(Collected data entries)
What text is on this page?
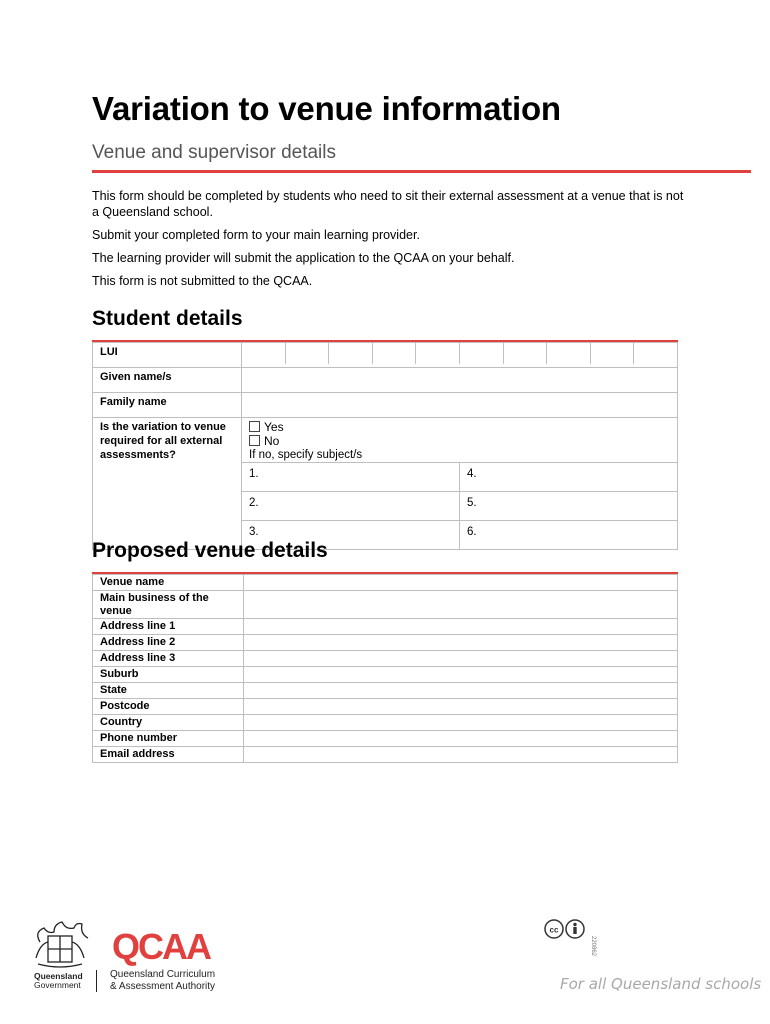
Variation to venue information
Venue and supervisor details

This form should be completed by students who need to sit their external assessment at a venue that is not a Queensland school.

Submit your completed form to your main learning provider.

The learning provider will submit the application to the QCAA on your behalf.

This form is not submitted to the QCAA.

Student details
LUI		

Given name/s		
Family name		
Is the variation to venue required for all external assessments?	Yes
No
If no, specify subject/s	

	1.	4.
	2.	5.
	3.	6.
Proposed venue details
Venue name	
Main business of the venue	
Address line 1	
Address line 2	
Address line 3	
Suburb	
State	
Postcode	
Country	
Phone number	
Email address	
Queensland
Government
QCAA
Queensland Curriculum
& Assessment Authority
cc
220862
For all Queensland schools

### Short exercise
In the records above, locate each line with the word "QCAA". Copy all such lines.

### Answer to the exercise
The learning provider will submit the application to the QCAA on your behalf.
This form is not submitted to the QCAA.
QCAA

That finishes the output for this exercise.